- [PROBLEM STATEMENT]: Return each line that holds the word "Launch".

[Dataset items]
[start]

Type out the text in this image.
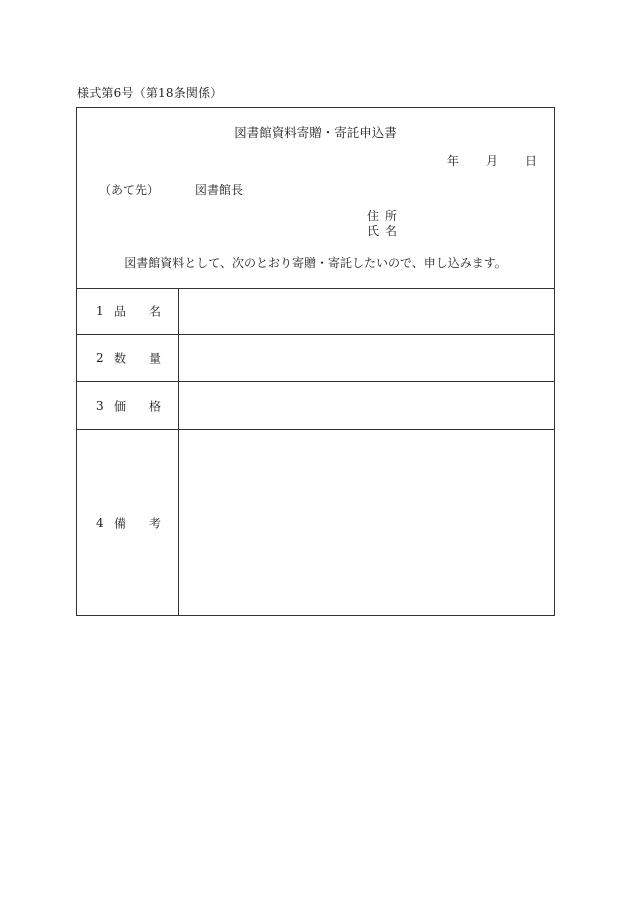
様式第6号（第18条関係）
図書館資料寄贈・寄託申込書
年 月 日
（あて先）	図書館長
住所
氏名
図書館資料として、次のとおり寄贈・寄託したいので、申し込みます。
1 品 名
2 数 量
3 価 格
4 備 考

[end]
[start]

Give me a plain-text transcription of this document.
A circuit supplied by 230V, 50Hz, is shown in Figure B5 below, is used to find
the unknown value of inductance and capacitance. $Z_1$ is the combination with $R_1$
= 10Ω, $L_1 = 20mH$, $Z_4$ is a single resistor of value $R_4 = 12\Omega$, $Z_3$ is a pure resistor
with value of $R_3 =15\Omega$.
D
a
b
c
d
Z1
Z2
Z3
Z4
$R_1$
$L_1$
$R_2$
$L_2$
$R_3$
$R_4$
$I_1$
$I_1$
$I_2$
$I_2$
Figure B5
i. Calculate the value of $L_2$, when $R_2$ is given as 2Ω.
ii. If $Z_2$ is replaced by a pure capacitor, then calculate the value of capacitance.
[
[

[end]
[start]

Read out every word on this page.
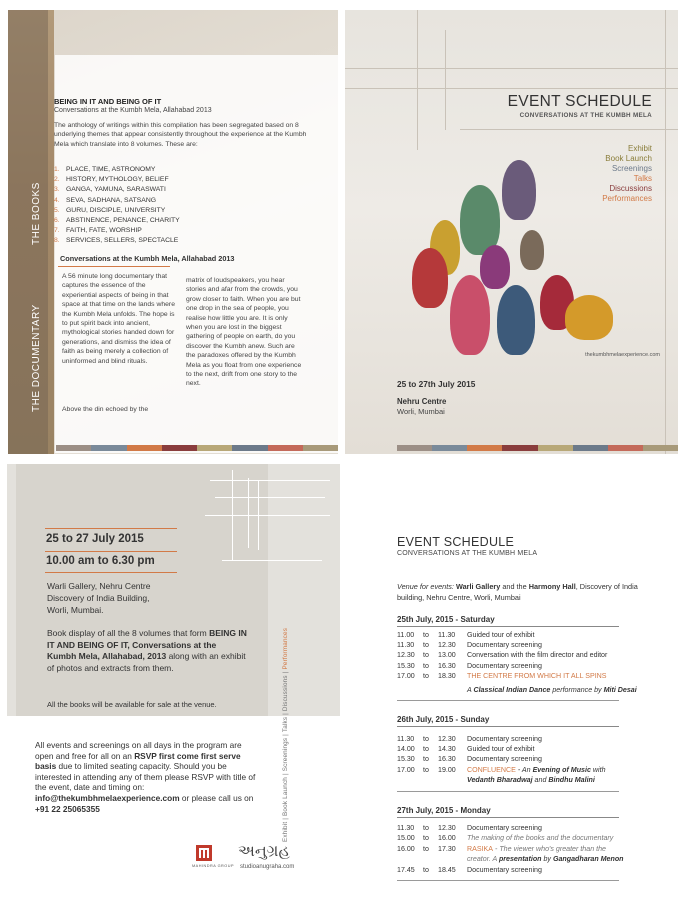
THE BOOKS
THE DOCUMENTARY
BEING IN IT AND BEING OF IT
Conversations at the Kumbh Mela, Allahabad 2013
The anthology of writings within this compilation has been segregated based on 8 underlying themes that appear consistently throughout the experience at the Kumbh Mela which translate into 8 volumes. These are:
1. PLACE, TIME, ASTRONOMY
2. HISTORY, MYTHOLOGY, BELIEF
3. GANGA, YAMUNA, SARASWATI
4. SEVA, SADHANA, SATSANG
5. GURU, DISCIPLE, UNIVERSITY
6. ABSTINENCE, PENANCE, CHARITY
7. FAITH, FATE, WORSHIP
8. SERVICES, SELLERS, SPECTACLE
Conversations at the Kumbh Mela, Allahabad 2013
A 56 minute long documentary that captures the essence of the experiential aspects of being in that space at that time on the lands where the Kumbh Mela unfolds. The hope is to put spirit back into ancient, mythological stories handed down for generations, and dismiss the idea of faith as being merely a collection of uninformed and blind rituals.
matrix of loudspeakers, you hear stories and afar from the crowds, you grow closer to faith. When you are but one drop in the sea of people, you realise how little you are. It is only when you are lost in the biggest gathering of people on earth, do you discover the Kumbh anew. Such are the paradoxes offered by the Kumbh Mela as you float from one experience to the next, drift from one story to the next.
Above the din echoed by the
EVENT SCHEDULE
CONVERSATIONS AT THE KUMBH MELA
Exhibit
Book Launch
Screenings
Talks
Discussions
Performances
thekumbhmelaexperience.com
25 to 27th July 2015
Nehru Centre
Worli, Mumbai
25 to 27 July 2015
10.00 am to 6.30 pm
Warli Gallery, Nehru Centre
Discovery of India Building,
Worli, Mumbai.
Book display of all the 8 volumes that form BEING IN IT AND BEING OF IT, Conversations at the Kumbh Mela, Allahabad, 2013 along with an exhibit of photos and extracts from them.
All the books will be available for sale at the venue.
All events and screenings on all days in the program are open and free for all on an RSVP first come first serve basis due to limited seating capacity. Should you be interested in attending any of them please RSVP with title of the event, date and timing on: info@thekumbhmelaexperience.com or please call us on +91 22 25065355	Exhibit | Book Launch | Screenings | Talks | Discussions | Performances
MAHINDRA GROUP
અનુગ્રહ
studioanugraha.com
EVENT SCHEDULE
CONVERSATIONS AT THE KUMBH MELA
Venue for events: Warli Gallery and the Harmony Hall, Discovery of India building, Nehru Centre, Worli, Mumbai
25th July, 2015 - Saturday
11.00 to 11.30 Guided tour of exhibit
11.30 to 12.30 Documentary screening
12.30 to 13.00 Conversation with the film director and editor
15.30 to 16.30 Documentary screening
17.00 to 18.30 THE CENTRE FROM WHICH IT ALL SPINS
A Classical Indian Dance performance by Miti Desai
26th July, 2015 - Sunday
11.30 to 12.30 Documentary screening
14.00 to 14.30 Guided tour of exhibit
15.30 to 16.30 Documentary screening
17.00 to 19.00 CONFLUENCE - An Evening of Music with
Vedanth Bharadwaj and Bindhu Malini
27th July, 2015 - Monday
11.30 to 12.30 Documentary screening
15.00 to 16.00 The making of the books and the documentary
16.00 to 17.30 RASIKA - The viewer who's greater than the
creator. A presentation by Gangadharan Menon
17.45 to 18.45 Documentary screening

[end]

- [PROBLEM SOLUTION]:
Book Launch
All events and screenings on all days in the program are open and free for all on an RSVP first come first serve basis due to limited seating capacity. Should you be interested in attending any of them please RSVP with title of the event, date and timing on: info@thekumbhmelaexperience.com or please call us on +91 22 25065355	Exhibit | Book Launch | Screenings | Talks | Discussions | Performances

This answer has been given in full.